## BEGIN Records supplied

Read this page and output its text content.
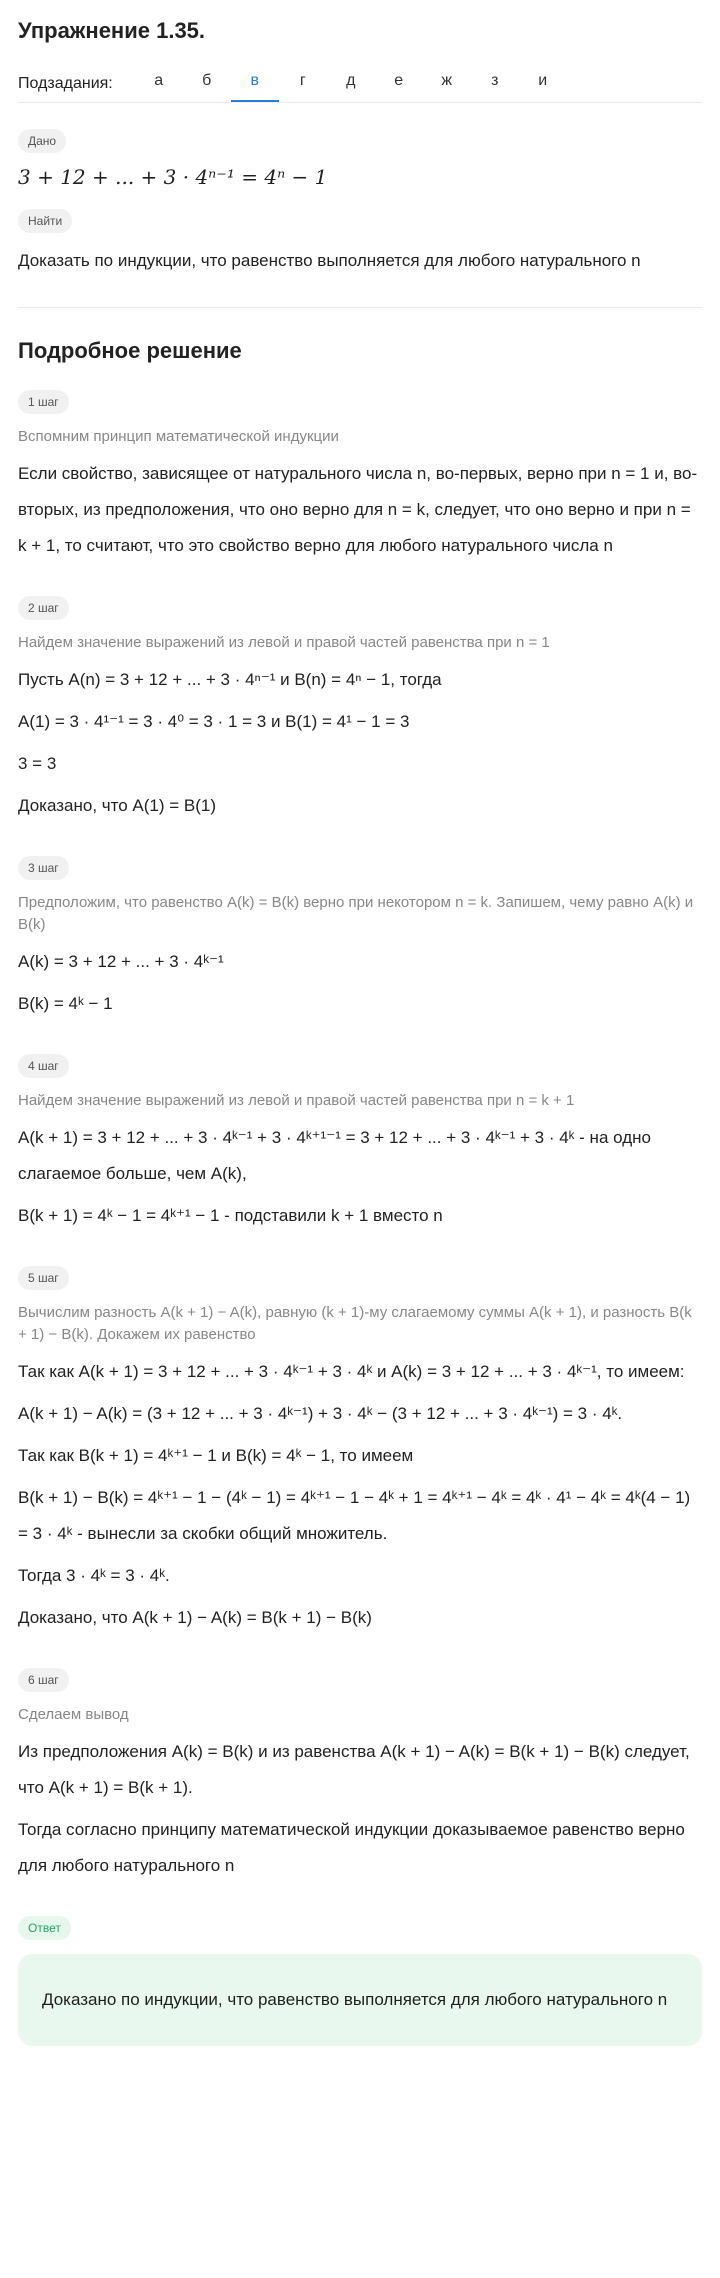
Упражнение 1.35.
Подзадания:	а	б	в	г	д	е	ж	з	и
Дано
3 + 12 + ... + 3 · 4ⁿ⁻¹ = 4ⁿ − 1
Найти
Доказать по индукции, что равенство выполняется для любого натурального n
Подробное решение
1 шаг
Вспомним принцип математической индукции
Если свойство, зависящее от натурального числа n, во-первых, верно при n = 1 и, во-вторых, из предположения, что оно верно для n = k, следует, что оно верно и при n = k + 1, то считают, что это свойство верно для любого натурального числа n
2 шаг
Найдем значение выражений из левой и правой частей равенства при n = 1
Пусть A(n) = 3 + 12 + ... + 3 · 4ⁿ⁻¹ и B(n) = 4ⁿ − 1, тогда
A(1) = 3 · 4¹⁻¹ = 3 · 4⁰ = 3 · 1 = 3 и B(1) = 4¹ − 1 = 3
3 = 3
Доказано, что A(1) = B(1)
3 шаг
Предположим, что равенство A(k) = B(k) верно при некотором n = k. Запишем, чему равно A(k) и B(k)
A(k) = 3 + 12 + ... + 3 · 4ᵏ⁻¹
B(k) = 4ᵏ − 1
4 шаг
Найдем значение выражений из левой и правой частей равенства при n = k + 1
A(k + 1) = 3 + 12 + ... + 3 · 4ᵏ⁻¹ + 3 · 4ᵏ⁺¹⁻¹ = 3 + 12 + ... + 3 · 4ᵏ⁻¹ + 3 · 4ᵏ - на одно слагаемое больше, чем A(k),
B(k + 1) = 4ᵏ − 1 = 4ᵏ⁺¹ − 1 - подставили k + 1 вместо n
5 шаг
Вычислим разность A(k + 1) − A(k), равную (k + 1)-му слагаемому суммы A(k + 1), и разность B(k + 1) − B(k). Докажем их равенство
Так как A(k + 1) = 3 + 12 + ... + 3 · 4ᵏ⁻¹ + 3 · 4ᵏ и A(k) = 3 + 12 + ... + 3 · 4ᵏ⁻¹, то имеем:
A(k + 1) − A(k) = (3 + 12 + ... + 3 · 4ᵏ⁻¹) + 3 · 4ᵏ − (3 + 12 + ... + 3 · 4ᵏ⁻¹) = 3 · 4ᵏ.
Так как B(k + 1) = 4ᵏ⁺¹ − 1 и B(k) = 4ᵏ − 1, то имеем
B(k + 1) − B(k) = 4ᵏ⁺¹ − 1 − (4ᵏ − 1) = 4ᵏ⁺¹ − 1 − 4ᵏ + 1 = 4ᵏ⁺¹ − 4ᵏ = 4ᵏ · 4¹ − 4ᵏ = 4ᵏ(4 − 1) = 3 · 4ᵏ - вынесли за скобки общий множитель.
Тогда 3 · 4ᵏ = 3 · 4ᵏ.
Доказано, что A(k + 1) − A(k) = B(k + 1) − B(k)
6 шаг
Сделаем вывод
Из предположения A(k) = B(k) и из равенства A(k + 1) − A(k) = B(k + 1) − B(k) следует, что A(k + 1) = B(k + 1).
Тогда согласно принципу математической индукции доказываемое равенство верно для любого натурального n
Ответ
Доказано по индукции, что равенство выполняется для любого натурального n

## END Records supplied

- **Task objective**
Return the whole listing, word for word, and leave out every picture.

- **Answer to this exercise**
Read this page and output its text content.
Упражнение 1.35.
Подзадания:	а	б	в	г	д	е	ж	з	и
Дано
3 + 12 + ... + 3 · 4ⁿ⁻¹ = 4ⁿ − 1
Найти
Доказать по индукции, что равенство выполняется для любого натурального n
Подробное решение
1 шаг
Вспомним принцип математической индукции
Если свойство, зависящее от натурального числа n, во-первых, верно при n = 1 и, во-вторых, из предположения, что оно верно для n = k, следует, что оно верно и при n = k + 1, то считают, что это свойство верно для любого натурального числа n
2 шаг
Найдем значение выражений из левой и правой частей равенства при n = 1
Пусть A(n) = 3 + 12 + ... + 3 · 4ⁿ⁻¹ и B(n) = 4ⁿ − 1, тогда
A(1) = 3 · 4¹⁻¹ = 3 · 4⁰ = 3 · 1 = 3 и B(1) = 4¹ − 1 = 3
3 = 3
Доказано, что A(1) = B(1)
3 шаг
Предположим, что равенство A(k) = B(k) верно при некотором n = k. Запишем, чему равно A(k) и B(k)
A(k) = 3 + 12 + ... + 3 · 4ᵏ⁻¹
B(k) = 4ᵏ − 1
4 шаг
Найдем значение выражений из левой и правой частей равенства при n = k + 1
A(k + 1) = 3 + 12 + ... + 3 · 4ᵏ⁻¹ + 3 · 4ᵏ⁺¹⁻¹ = 3 + 12 + ... + 3 · 4ᵏ⁻¹ + 3 · 4ᵏ - на одно слагаемое больше, чем A(k),
B(k + 1) = 4ᵏ − 1 = 4ᵏ⁺¹ − 1 - подставили k + 1 вместо n
5 шаг
Вычислим разность A(k + 1) − A(k), равную (k + 1)-му слагаемому суммы A(k + 1), и разность B(k + 1) − B(k). Докажем их равенство
Так как A(k + 1) = 3 + 12 + ... + 3 · 4ᵏ⁻¹ + 3 · 4ᵏ и A(k) = 3 + 12 + ... + 3 · 4ᵏ⁻¹, то имеем:
A(k + 1) − A(k) = (3 + 12 + ... + 3 · 4ᵏ⁻¹) + 3 · 4ᵏ − (3 + 12 + ... + 3 · 4ᵏ⁻¹) = 3 · 4ᵏ.
Так как B(k + 1) = 4ᵏ⁺¹ − 1 и B(k) = 4ᵏ − 1, то имеем
B(k + 1) − B(k) = 4ᵏ⁺¹ − 1 − (4ᵏ − 1) = 4ᵏ⁺¹ − 1 − 4ᵏ + 1 = 4ᵏ⁺¹ − 4ᵏ = 4ᵏ · 4¹ − 4ᵏ = 4ᵏ(4 − 1) = 3 · 4ᵏ - вынесли за скобки общий множитель.
Тогда 3 · 4ᵏ = 3 · 4ᵏ.
Доказано, что A(k + 1) − A(k) = B(k + 1) − B(k)
6 шаг
Сделаем вывод
Из предположения A(k) = B(k) и из равенства A(k + 1) − A(k) = B(k + 1) − B(k) следует, что A(k + 1) = B(k + 1).
Тогда согласно принципу математической индукции доказываемое равенство верно для любого натурального n
Ответ
Доказано по индукции, что равенство выполняется для любого натурального n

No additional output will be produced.